───── MATERIAL PROVIDED ─────

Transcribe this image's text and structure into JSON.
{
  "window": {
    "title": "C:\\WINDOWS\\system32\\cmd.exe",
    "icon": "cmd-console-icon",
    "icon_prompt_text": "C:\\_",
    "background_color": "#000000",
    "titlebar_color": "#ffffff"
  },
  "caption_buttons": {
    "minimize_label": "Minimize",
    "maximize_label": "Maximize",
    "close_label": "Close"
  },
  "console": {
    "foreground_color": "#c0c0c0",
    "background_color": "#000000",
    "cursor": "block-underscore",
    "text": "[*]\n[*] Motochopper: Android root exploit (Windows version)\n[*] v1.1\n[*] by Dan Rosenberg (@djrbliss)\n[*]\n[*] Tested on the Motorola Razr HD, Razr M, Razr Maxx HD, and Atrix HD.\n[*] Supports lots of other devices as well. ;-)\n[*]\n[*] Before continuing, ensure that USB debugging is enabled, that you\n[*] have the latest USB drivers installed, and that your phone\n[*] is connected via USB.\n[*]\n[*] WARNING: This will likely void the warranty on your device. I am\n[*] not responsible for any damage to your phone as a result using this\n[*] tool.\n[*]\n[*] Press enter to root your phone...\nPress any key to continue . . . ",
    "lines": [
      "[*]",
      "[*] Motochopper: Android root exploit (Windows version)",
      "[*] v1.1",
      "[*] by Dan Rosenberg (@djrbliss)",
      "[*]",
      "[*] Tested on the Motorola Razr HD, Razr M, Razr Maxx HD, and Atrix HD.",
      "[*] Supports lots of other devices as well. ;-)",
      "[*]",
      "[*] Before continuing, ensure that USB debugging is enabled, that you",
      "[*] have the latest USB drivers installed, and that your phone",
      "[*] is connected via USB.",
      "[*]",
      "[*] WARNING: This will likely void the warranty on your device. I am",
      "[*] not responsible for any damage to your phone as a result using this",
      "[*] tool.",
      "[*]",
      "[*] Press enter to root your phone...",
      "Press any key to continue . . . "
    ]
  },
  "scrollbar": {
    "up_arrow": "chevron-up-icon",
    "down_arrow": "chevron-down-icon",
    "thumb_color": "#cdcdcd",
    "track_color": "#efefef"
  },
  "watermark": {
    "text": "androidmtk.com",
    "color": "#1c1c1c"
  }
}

─────

Transcribe every entry exactly.

Transcribe this image's text and structure into JSON.
{
  "window": {
    "title": "C:\\WINDOWS\\system32\\cmd.exe",
    "icon": "cmd-console-icon",
    "icon_prompt_text": "C:\\_",
    "background_color": "#000000",
    "titlebar_color": "#ffffff"
  },
  "caption_buttons": {
    "minimize_label": "Minimize",
    "maximize_label": "Maximize",
    "close_label": "Close"
  },
  "console": {
    "foreground_color": "#c0c0c0",
    "background_color": "#000000",
    "cursor": "block-underscore",
    "text": "[*]\n[*] Motochopper: Android root exploit (Windows version)\n[*] v1.1\n[*] by Dan Rosenberg (@djrbliss)\n[*]\n[*] Tested on the Motorola Razr HD, Razr M, Razr Maxx HD, and Atrix HD.\n[*] Supports lots of other devices as well. ;-)\n[*]\n[*] Before continuing, ensure that USB debugging is enabled, that you\n[*] have the latest USB drivers installed, and that your phone\n[*] is connected via USB.\n[*]\n[*] WARNING: This will likely void the warranty on your device. I am\n[*] not responsible for any damage to your phone as a result using this\n[*] tool.\n[*]\n[*] Press enter to root your phone...\nPress any key to continue . . . ",
    "lines": [
      "[*]",
      "[*] Motochopper: Android root exploit (Windows version)",
      "[*] v1.1",
      "[*] by Dan Rosenberg (@djrbliss)",
      "[*]",
      "[*] Tested on the Motorola Razr HD, Razr M, Razr Maxx HD, and Atrix HD.",
      "[*] Supports lots of other devices as well. ;-)",
      "[*]",
      "[*] Before continuing, ensure that USB debugging is enabled, that you",
      "[*] have the latest USB drivers installed, and that your phone",
      "[*] is connected via USB.",
      "[*]",
      "[*] WARNING: This will likely void the warranty on your device. I am",
      "[*] not responsible for any damage to your phone as a result using this",
      "[*] tool.",
      "[*]",
      "[*] Press enter to root your phone...",
      "Press any key to continue . . . "
    ]
  },
  "scrollbar": {
    "up_arrow": "chevron-up-icon",
    "down_arrow": "chevron-down-icon",
    "thumb_color": "#cdcdcd",
    "track_color": "#efefef"
  },
  "watermark": {
    "text": "androidmtk.com",
    "color": "#1c1c1c"
  }
}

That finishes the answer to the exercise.